Problem description. Pull every line containing the word "model" from the records.

Given records.
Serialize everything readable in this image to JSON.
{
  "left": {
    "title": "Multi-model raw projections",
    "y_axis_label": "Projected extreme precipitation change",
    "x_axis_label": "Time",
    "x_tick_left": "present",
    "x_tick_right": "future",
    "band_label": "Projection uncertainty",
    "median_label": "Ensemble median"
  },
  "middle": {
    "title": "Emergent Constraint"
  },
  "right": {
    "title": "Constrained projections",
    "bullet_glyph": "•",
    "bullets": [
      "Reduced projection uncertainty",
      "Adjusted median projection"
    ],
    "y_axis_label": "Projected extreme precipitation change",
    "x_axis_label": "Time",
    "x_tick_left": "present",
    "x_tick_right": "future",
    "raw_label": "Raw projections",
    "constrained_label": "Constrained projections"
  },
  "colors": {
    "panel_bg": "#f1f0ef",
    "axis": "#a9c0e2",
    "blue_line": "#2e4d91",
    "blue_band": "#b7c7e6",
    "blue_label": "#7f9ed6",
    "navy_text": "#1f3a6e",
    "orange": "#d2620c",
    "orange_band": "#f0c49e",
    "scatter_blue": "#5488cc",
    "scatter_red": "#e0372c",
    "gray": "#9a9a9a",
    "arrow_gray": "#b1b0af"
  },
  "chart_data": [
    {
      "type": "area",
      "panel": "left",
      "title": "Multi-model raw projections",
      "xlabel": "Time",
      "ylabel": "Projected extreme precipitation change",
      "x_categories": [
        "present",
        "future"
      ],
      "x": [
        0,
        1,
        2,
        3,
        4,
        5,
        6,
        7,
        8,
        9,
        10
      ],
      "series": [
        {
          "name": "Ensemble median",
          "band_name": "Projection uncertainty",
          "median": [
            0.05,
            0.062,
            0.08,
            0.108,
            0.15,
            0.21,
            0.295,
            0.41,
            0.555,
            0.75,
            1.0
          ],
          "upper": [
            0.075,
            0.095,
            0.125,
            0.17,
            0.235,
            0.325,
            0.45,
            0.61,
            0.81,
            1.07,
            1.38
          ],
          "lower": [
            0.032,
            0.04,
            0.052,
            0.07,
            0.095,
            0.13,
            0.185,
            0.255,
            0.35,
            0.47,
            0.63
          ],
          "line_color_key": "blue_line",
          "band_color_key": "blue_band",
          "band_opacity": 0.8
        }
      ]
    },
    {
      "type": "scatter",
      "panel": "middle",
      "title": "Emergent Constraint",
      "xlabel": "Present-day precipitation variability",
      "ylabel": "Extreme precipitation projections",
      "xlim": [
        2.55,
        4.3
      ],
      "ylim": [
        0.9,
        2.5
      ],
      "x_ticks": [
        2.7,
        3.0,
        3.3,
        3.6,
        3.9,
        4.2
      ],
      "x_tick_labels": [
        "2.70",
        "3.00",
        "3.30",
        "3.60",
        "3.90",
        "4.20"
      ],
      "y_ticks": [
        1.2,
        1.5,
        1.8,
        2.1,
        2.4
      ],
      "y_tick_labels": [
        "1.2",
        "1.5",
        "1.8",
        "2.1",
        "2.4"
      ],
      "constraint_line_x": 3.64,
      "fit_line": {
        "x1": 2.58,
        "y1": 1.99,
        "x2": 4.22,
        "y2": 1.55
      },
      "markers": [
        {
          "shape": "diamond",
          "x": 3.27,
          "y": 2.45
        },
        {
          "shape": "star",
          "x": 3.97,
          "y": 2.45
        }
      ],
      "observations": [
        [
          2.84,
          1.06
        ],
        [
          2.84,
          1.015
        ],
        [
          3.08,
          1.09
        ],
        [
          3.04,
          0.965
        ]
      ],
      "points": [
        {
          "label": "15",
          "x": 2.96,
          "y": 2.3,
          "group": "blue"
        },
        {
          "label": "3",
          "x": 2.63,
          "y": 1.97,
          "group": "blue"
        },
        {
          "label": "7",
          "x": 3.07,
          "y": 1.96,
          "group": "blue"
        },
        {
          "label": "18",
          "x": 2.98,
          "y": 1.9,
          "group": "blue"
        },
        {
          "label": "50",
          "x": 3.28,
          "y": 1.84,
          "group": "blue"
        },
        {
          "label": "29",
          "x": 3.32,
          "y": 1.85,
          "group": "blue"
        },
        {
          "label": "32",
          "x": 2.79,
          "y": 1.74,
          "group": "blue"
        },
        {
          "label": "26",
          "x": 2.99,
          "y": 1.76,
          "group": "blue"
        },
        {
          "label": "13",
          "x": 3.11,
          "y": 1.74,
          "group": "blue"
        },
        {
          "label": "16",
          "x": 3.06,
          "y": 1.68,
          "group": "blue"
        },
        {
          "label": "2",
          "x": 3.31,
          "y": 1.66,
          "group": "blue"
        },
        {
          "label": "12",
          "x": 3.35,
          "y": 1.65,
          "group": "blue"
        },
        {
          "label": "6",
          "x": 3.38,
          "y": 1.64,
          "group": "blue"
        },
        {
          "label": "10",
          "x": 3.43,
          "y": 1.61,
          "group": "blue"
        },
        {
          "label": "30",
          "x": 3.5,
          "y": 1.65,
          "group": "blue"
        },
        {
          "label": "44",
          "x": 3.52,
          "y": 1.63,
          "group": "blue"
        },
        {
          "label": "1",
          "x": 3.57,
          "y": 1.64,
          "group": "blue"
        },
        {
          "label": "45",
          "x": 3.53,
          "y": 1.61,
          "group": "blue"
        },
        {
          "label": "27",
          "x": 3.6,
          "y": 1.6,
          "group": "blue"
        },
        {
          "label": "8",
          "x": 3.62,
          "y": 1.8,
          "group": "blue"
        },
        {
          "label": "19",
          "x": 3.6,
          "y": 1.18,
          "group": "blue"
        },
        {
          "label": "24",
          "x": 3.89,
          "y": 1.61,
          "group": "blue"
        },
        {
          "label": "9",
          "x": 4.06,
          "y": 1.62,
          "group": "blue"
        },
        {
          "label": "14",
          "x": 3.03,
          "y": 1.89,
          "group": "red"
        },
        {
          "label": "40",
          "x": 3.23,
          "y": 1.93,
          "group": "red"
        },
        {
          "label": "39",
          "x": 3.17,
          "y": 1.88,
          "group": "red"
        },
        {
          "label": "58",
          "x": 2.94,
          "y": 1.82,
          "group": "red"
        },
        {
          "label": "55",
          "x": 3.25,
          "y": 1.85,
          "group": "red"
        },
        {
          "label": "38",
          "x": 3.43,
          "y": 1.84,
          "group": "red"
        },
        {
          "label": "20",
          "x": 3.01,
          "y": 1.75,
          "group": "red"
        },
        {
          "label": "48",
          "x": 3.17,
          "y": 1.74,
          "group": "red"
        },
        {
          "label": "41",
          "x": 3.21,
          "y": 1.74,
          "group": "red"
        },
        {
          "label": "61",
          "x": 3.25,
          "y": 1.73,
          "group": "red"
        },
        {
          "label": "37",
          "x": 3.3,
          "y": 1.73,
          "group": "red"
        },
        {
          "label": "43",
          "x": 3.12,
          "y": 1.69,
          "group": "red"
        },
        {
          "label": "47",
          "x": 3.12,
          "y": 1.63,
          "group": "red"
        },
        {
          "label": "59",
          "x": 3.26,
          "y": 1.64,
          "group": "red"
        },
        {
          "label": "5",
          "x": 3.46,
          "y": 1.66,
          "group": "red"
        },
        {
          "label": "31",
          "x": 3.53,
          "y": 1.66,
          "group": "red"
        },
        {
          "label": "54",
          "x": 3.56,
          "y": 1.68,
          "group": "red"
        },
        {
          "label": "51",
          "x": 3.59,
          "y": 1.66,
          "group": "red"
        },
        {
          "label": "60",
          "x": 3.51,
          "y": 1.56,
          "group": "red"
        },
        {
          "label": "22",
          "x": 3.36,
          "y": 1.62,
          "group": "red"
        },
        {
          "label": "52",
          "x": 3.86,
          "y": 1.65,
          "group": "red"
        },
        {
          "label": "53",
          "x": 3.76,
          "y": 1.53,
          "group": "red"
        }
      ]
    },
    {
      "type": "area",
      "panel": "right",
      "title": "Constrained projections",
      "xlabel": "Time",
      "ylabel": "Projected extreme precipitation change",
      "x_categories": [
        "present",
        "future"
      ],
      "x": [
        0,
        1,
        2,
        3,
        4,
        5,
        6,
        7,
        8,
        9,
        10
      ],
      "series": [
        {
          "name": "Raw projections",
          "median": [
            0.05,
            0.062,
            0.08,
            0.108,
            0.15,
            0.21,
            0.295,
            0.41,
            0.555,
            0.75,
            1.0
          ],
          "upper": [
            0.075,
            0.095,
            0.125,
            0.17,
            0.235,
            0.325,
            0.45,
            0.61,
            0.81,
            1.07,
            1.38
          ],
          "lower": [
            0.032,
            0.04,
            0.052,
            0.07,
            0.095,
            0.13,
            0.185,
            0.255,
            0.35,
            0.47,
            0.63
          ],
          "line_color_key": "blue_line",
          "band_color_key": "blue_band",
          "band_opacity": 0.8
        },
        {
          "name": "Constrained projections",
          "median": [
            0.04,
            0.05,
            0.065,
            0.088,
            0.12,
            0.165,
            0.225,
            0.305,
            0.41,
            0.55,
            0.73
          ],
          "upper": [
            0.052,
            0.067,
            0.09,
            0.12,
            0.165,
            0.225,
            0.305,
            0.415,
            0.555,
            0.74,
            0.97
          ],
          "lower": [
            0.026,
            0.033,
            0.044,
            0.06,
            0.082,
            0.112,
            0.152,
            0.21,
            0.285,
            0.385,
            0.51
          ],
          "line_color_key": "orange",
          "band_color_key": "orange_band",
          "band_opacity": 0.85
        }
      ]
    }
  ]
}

Result of this exercise.
    "title": "Multi-model raw projections",
      "title": "Multi-model raw projections",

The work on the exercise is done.